● PROBLEM TO SOLVE
Select all lines in the records that include "можем".
—————
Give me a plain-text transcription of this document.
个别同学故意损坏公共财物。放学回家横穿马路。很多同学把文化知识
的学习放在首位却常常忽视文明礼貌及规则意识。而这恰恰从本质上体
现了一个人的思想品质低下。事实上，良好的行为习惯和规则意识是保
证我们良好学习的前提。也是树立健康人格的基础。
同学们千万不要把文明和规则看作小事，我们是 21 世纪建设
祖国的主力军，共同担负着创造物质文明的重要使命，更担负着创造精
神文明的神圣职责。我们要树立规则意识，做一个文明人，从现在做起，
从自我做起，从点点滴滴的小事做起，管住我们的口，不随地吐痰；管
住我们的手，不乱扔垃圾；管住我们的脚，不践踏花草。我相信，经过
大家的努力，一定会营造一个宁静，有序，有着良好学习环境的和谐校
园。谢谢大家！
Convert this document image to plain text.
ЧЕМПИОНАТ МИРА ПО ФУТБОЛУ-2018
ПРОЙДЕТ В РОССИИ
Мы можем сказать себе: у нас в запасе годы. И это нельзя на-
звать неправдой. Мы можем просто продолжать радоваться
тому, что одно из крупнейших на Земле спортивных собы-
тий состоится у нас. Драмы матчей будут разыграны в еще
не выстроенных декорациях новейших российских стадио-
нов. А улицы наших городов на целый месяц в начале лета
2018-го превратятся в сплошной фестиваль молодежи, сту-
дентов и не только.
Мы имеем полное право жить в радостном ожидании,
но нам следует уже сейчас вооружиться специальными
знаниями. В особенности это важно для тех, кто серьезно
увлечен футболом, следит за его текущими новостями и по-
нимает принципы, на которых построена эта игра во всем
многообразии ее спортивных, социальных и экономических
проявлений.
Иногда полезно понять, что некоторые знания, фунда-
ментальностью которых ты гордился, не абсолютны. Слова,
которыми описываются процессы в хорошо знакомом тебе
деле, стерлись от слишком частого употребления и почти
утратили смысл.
—————
● SOLUTION TO THIS PROBLEM
Мы можем сказать себе: у нас в запасе годы. И это нельзя на-
звать неправдой. Мы можем просто продолжать радоваться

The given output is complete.